- [Exercise goal] Reproduce the entire abstract on neutrophil chemotaxis word for word.

[[ Text block open ]]

In vitro modulation of human neutrophil chemotaxis by cis(Z)- and trans(E)-clopenthixol, and chlorpromazine.

Phenothiazines have been shown to depress several functions of neutrophils, including chemotaxis. A biphasic effect of chlorpromazine (CPZ) and other phenothiazines on human neutrophil chemotaxis has recently been described. We investigated the effect of the stereo-isomers of clopenthizol, a thioxanthene, and of CPZ on human neutrophil chemotaxis. CPZ, at a concentration of 157 microM, and cis(Z)- or trans(E)-clopenthixol, at 105 microM, decreased cell viability. Cis(Z)- and trans(E)-clopenthixol as well as CPZ exerted a biphasic effect on neutrophil chemotaxis with a maximal enhancement of 57%, 92%, and 119%, respectively, and inhibition at higher concentrations. Enhancement of human neutrophil chemotaxis and possibly of the antibacterial activity of these cells by CPZ and the stereo-isomeric compounds of clopenthixol may have clinical implications especially in immunocompromised hosts. The enhancing effect of trans(E)-clopenthixol is of particular importance as this stereo-isomer of clopenthixol exhibits both antimicrobial and antiplasmodial activity but has no antipsychotic or antihypersecretory effect.

[[ Text block closed ]]
[[ Dataset content open ]]

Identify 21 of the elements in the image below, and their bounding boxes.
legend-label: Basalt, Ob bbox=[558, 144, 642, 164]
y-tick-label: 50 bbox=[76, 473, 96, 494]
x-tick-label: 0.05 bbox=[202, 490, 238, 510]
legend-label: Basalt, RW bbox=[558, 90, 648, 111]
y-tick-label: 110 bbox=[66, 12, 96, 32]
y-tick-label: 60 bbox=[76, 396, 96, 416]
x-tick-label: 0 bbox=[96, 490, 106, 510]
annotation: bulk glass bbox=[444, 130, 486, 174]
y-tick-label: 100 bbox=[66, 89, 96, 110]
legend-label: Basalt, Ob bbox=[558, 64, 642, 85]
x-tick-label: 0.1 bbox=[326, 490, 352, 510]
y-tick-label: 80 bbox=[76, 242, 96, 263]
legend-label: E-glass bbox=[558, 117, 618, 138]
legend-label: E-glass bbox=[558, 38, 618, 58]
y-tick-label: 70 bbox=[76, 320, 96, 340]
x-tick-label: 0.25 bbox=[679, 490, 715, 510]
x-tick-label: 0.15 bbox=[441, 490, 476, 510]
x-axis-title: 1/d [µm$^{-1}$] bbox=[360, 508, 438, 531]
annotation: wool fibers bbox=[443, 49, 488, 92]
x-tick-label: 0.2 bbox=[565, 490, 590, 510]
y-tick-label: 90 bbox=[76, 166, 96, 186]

[[ Dataset content closed ]]

- [Answer to this exercise]
In vitro modulation of human neutrophil chemotaxis by cis(Z)- and trans(E)-clopenthixol, and chlorpromazine.

Phenothiazines have been shown to depress several functions of neutrophils, including chemotaxis. A biphasic effect of chlorpromazine (CPZ) and other phenothiazines on human neutrophil chemotaxis has recently been described. We investigated the effect of the stereo-isomers of clopenthizol, a thioxanthene, and of CPZ on human neutrophil chemotaxis. CPZ, at a concentration of 157 microM, and cis(Z)- or trans(E)-clopenthixol, at 105 microM, decreased cell viability. Cis(Z)- and trans(E)-clopenthixol as well as CPZ exerted a biphasic effect on neutrophil chemotaxis with a maximal enhancement of 57%, 92%, and 119%, respectively, and inhibition at higher concentrations. Enhancement of human neutrophil chemotaxis and possibly of the antibacterial activity of these cells by CPZ and the stereo-isomeric compounds of clopenthixol may have clinical implications especially in immunocompromised hosts. The enhancing effect of trans(E)-clopenthixol is of particular importance as this stereo-isomer of clopenthixol exhibits both antimicrobial and antiplasmodial activity but has no antipsychotic or antihypersecretory effect.